§ Exercise aim
Would you quote the material below in full and unchanged?
[Begin Dataset entries]
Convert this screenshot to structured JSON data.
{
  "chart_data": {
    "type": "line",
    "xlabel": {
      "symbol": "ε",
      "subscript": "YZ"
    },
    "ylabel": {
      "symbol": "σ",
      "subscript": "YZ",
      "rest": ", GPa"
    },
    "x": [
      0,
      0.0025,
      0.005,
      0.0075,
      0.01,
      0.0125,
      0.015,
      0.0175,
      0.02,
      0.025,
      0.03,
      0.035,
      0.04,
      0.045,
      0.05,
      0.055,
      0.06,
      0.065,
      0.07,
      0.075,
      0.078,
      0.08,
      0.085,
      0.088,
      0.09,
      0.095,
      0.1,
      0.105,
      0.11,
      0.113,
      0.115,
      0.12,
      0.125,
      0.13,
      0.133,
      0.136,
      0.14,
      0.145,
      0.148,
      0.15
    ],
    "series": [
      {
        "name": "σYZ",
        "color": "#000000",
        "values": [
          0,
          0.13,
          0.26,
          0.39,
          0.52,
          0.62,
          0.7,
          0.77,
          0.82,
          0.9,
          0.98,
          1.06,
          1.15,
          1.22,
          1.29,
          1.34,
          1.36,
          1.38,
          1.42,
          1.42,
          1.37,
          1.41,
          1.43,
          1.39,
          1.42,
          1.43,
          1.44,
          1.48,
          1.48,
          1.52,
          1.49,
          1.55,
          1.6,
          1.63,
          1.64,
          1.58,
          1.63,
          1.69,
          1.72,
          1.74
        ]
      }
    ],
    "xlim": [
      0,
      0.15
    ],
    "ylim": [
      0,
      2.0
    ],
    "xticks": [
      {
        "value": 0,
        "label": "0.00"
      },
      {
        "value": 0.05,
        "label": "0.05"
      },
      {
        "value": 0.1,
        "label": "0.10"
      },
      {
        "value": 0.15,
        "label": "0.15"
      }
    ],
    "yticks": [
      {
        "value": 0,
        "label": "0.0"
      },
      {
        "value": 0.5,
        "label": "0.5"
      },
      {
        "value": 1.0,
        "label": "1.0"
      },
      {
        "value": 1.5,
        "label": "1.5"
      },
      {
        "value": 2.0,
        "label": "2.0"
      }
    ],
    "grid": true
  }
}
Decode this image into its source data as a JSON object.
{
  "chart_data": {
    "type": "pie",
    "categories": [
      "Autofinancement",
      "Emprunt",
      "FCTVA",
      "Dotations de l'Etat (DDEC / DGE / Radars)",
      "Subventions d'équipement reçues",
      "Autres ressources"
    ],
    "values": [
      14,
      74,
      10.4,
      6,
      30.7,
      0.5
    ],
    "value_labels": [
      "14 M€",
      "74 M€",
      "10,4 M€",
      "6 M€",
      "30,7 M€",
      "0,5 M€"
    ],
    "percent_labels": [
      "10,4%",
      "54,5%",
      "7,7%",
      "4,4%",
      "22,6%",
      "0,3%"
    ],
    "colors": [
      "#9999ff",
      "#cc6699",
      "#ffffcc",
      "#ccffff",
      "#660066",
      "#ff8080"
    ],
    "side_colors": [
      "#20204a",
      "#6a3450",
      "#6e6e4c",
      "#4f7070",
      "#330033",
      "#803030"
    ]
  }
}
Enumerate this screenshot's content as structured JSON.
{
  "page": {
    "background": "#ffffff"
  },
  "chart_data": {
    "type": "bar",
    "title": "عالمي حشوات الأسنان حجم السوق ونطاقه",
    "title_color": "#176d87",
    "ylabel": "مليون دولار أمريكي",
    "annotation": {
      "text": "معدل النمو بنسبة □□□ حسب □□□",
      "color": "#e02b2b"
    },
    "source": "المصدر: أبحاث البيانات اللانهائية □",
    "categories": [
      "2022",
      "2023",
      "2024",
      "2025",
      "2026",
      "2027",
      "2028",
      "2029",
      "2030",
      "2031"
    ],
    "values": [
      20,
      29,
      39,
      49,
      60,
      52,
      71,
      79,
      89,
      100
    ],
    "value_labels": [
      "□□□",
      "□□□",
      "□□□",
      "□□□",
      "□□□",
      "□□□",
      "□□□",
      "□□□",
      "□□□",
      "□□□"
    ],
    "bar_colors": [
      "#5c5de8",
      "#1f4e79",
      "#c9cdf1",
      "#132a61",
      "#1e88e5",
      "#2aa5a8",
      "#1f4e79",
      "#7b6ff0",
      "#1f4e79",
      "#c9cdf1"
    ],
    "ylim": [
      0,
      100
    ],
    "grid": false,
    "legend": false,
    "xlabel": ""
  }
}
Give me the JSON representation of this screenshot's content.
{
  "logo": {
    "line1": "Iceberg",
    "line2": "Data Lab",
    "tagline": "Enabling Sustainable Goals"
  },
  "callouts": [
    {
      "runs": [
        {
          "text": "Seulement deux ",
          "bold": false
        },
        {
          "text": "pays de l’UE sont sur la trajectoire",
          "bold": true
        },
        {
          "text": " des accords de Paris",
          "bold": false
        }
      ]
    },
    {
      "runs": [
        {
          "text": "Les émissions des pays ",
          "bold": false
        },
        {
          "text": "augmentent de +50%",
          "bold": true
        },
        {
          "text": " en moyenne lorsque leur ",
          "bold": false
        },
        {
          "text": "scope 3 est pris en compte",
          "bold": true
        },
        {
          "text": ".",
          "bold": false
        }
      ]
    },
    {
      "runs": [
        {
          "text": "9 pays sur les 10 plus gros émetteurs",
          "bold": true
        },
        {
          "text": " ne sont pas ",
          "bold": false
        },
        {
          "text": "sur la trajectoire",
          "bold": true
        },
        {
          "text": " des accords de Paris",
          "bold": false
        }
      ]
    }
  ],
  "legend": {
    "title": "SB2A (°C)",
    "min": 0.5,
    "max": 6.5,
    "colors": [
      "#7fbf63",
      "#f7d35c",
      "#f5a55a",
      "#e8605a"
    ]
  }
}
[End Dataset entries]
§ Solution below
Convert this screenshot to structured JSON data.
{
  "chart_data": {
    "type": "line",
    "xlabel": {
      "symbol": "ε",
      "subscript": "YZ"
    },
    "ylabel": {
      "symbol": "σ",
      "subscript": "YZ",
      "rest": ", GPa"
    },
    "x": [
      0,
      0.0025,
      0.005,
      0.0075,
      0.01,
      0.0125,
      0.015,
      0.0175,
      0.02,
      0.025,
      0.03,
      0.035,
      0.04,
      0.045,
      0.05,
      0.055,
      0.06,
      0.065,
      0.07,
      0.075,
      0.078,
      0.08,
      0.085,
      0.088,
      0.09,
      0.095,
      0.1,
      0.105,
      0.11,
      0.113,
      0.115,
      0.12,
      0.125,
      0.13,
      0.133,
      0.136,
      0.14,
      0.145,
      0.148,
      0.15
    ],
    "series": [
      {
        "name": "σYZ",
        "color": "#000000",
        "values": [
          0,
          0.13,
          0.26,
          0.39,
          0.52,
          0.62,
          0.7,
          0.77,
          0.82,
          0.9,
          0.98,
          1.06,
          1.15,
          1.22,
          1.29,
          1.34,
          1.36,
          1.38,
          1.42,
          1.42,
          1.37,
          1.41,
          1.43,
          1.39,
          1.42,
          1.43,
          1.44,
          1.48,
          1.48,
          1.52,
          1.49,
          1.55,
          1.6,
          1.63,
          1.64,
          1.58,
          1.63,
          1.69,
          1.72,
          1.74
        ]
      }
    ],
    "xlim": [
      0,
      0.15
    ],
    "ylim": [
      0,
      2.0
    ],
    "xticks": [
      {
        "value": 0,
        "label": "0.00"
      },
      {
        "value": 0.05,
        "label": "0.05"
      },
      {
        "value": 0.1,
        "label": "0.10"
      },
      {
        "value": 0.15,
        "label": "0.15"
      }
    ],
    "yticks": [
      {
        "value": 0,
        "label": "0.0"
      },
      {
        "value": 0.5,
        "label": "0.5"
      },
      {
        "value": 1.0,
        "label": "1.0"
      },
      {
        "value": 1.5,
        "label": "1.5"
      },
      {
        "value": 2.0,
        "label": "2.0"
      }
    ],
    "grid": true
  }
}
Decode this image into its source data as a JSON object.
{
  "chart_data": {
    "type": "pie",
    "categories": [
      "Autofinancement",
      "Emprunt",
      "FCTVA",
      "Dotations de l'Etat (DDEC / DGE / Radars)",
      "Subventions d'équipement reçues",
      "Autres ressources"
    ],
    "values": [
      14,
      74,
      10.4,
      6,
      30.7,
      0.5
    ],
    "value_labels": [
      "14 M€",
      "74 M€",
      "10,4 M€",
      "6 M€",
      "30,7 M€",
      "0,5 M€"
    ],
    "percent_labels": [
      "10,4%",
      "54,5%",
      "7,7%",
      "4,4%",
      "22,6%",
      "0,3%"
    ],
    "colors": [
      "#9999ff",
      "#cc6699",
      "#ffffcc",
      "#ccffff",
      "#660066",
      "#ff8080"
    ],
    "side_colors": [
      "#20204a",
      "#6a3450",
      "#6e6e4c",
      "#4f7070",
      "#330033",
      "#803030"
    ]
  }
}
Enumerate this screenshot's content as structured JSON.
{
  "page": {
    "background": "#ffffff"
  },
  "chart_data": {
    "type": "bar",
    "title": "عالمي حشوات الأسنان حجم السوق ونطاقه",
    "title_color": "#176d87",
    "ylabel": "مليون دولار أمريكي",
    "annotation": {
      "text": "معدل النمو بنسبة □□□ حسب □□□",
      "color": "#e02b2b"
    },
    "source": "المصدر: أبحاث البيانات اللانهائية □",
    "categories": [
      "2022",
      "2023",
      "2024",
      "2025",
      "2026",
      "2027",
      "2028",
      "2029",
      "2030",
      "2031"
    ],
    "values": [
      20,
      29,
      39,
      49,
      60,
      52,
      71,
      79,
      89,
      100
    ],
    "value_labels": [
      "□□□",
      "□□□",
      "□□□",
      "□□□",
      "□□□",
      "□□□",
      "□□□",
      "□□□",
      "□□□",
      "□□□"
    ],
    "bar_colors": [
      "#5c5de8",
      "#1f4e79",
      "#c9cdf1",
      "#132a61",
      "#1e88e5",
      "#2aa5a8",
      "#1f4e79",
      "#7b6ff0",
      "#1f4e79",
      "#c9cdf1"
    ],
    "ylim": [
      0,
      100
    ],
    "grid": false,
    "legend": false,
    "xlabel": ""
  }
}
Give me the JSON representation of this screenshot's content.
{
  "logo": {
    "line1": "Iceberg",
    "line2": "Data Lab",
    "tagline": "Enabling Sustainable Goals"
  },
  "callouts": [
    {
      "runs": [
        {
          "text": "Seulement deux ",
          "bold": false
        },
        {
          "text": "pays de l’UE sont sur la trajectoire",
          "bold": true
        },
        {
          "text": " des accords de Paris",
          "bold": false
        }
      ]
    },
    {
      "runs": [
        {
          "text": "Les émissions des pays ",
          "bold": false
        },
        {
          "text": "augmentent de +50%",
          "bold": true
        },
        {
          "text": " en moyenne lorsque leur ",
          "bold": false
        },
        {
          "text": "scope 3 est pris en compte",
          "bold": true
        },
        {
          "text": ".",
          "bold": false
        }
      ]
    },
    {
      "runs": [
        {
          "text": "9 pays sur les 10 plus gros émetteurs",
          "bold": true
        },
        {
          "text": " ne sont pas ",
          "bold": false
        },
        {
          "text": "sur la trajectoire",
          "bold": true
        },
        {
          "text": " des accords de Paris",
          "bold": false
        }
      ]
    }
  ],
  "legend": {
    "title": "SB2A (°C)",
    "min": 0.5,
    "max": 6.5,
    "colors": [
      "#7fbf63",
      "#f7d35c",
      "#f5a55a",
      "#e8605a"
    ]
  }
}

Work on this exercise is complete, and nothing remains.